(Dataset entries)
○ ○ ○ ○ ○

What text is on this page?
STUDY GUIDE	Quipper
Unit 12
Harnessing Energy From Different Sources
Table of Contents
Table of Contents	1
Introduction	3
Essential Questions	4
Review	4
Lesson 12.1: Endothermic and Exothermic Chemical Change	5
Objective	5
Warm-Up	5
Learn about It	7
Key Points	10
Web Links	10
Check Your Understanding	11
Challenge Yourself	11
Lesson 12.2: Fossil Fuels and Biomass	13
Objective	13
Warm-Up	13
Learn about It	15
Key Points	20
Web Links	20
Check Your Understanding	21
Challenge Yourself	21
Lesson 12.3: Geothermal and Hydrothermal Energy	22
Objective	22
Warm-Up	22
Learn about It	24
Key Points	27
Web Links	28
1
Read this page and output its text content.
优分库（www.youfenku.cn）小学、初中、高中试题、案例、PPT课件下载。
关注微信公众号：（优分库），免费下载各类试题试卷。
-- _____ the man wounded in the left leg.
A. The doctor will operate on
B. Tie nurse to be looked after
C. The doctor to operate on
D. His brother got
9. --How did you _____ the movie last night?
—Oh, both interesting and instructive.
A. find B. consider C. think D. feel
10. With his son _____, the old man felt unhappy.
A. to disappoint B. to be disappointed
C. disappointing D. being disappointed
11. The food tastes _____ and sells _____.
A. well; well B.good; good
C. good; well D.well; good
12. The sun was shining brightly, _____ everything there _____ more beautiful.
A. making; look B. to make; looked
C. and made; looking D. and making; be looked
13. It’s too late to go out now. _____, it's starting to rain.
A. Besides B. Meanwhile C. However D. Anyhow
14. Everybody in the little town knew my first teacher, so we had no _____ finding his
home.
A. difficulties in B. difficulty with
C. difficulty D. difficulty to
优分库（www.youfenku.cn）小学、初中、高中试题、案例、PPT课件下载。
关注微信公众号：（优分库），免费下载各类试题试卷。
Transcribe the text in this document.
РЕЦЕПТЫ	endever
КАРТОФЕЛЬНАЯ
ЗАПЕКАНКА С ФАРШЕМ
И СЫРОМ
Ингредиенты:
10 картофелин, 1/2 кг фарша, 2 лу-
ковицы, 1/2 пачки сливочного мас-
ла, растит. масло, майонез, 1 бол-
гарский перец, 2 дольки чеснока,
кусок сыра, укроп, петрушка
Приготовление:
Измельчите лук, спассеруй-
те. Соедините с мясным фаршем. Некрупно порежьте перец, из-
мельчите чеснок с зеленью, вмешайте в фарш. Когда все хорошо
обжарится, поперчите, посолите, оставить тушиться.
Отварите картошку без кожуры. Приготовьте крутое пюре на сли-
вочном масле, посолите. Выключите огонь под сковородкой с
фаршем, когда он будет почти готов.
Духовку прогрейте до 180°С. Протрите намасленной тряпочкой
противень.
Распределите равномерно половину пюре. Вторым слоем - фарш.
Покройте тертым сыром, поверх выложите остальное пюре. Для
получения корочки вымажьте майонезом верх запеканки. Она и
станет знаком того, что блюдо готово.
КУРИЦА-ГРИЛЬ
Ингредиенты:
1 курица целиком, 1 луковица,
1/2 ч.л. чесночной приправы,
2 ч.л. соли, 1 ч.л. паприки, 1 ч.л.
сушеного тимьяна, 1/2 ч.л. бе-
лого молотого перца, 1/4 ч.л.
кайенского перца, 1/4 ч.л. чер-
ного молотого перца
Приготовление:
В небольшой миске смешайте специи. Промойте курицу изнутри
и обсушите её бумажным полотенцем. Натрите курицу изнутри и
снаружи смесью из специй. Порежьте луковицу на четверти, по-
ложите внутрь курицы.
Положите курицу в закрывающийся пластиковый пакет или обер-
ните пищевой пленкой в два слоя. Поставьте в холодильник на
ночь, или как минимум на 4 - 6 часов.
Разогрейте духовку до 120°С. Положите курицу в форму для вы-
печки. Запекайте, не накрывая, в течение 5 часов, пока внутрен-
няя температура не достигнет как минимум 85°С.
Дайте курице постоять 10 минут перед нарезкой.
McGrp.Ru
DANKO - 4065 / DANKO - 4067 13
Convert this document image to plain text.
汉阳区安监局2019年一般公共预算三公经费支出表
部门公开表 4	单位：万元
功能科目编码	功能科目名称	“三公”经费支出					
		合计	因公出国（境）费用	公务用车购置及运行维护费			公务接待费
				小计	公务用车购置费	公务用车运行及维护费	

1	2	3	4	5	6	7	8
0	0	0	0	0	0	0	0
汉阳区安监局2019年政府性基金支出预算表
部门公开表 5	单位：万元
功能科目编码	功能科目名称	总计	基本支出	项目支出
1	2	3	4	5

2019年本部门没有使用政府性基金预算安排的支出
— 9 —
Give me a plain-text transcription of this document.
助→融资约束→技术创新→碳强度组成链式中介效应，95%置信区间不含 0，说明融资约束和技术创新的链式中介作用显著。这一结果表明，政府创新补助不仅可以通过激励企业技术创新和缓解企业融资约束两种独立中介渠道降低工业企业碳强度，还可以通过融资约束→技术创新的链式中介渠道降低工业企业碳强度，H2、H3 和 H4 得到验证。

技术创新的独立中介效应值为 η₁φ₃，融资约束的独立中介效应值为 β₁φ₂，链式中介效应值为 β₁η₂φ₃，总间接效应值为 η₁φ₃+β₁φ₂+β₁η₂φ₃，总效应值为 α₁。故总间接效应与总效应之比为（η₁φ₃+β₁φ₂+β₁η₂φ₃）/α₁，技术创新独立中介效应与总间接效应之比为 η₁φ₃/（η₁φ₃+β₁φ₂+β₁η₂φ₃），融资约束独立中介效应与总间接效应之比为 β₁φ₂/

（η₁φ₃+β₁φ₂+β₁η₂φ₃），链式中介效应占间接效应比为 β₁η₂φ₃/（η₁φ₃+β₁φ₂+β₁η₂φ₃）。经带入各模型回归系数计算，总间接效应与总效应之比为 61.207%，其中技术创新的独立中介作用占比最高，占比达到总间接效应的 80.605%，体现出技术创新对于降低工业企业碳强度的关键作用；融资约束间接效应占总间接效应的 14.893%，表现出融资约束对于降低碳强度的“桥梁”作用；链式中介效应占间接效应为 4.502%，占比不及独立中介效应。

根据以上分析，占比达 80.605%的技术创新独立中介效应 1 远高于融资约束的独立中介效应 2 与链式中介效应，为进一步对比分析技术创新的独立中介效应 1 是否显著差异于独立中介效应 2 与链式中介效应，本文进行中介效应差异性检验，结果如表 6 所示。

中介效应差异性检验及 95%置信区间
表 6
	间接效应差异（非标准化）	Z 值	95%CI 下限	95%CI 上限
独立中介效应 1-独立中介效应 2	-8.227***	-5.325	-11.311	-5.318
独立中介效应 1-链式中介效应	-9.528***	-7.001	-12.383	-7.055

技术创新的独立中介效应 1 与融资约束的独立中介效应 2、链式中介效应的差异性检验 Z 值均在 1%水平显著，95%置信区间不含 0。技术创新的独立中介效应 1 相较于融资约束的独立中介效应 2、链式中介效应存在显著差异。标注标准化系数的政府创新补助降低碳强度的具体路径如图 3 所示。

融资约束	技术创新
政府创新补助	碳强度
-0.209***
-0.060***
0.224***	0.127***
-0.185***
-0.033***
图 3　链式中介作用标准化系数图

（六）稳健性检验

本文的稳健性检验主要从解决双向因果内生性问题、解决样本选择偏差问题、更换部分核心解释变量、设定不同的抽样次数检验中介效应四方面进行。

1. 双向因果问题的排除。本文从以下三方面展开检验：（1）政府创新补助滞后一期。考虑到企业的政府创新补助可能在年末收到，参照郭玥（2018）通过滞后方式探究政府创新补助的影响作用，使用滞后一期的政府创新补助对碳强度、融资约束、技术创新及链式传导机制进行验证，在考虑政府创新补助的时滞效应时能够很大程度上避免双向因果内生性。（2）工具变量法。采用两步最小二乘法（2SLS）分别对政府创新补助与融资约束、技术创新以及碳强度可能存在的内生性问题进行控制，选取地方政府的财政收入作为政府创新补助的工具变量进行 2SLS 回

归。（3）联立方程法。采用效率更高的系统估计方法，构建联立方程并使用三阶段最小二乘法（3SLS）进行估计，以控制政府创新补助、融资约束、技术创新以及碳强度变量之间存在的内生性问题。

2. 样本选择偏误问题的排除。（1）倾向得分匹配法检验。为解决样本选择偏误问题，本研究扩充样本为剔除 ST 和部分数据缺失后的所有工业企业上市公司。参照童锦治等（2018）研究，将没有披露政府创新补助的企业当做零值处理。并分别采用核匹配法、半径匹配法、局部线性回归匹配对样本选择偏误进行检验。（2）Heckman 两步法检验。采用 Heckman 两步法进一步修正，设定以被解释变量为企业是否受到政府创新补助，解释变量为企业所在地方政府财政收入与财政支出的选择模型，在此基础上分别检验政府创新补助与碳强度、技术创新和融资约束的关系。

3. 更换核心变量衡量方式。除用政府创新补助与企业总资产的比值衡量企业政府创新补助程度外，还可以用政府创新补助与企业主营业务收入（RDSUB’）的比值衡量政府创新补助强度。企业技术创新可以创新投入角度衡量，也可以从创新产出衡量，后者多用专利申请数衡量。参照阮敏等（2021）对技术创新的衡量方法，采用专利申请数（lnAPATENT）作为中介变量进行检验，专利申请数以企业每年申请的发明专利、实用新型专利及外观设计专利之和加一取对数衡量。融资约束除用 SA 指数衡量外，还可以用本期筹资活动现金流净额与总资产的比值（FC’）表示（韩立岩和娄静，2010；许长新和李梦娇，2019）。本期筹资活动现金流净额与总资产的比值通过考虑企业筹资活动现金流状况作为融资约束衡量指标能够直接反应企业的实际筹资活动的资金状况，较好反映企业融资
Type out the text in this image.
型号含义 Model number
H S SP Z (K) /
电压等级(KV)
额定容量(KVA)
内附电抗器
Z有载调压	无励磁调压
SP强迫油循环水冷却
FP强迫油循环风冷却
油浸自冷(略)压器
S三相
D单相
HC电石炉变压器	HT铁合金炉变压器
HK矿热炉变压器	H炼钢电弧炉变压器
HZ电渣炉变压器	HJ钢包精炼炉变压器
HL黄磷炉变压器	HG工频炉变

○ ○ ○ ○ ○

Work out how many lines of the data above contain the string "well" and give the number alone.

2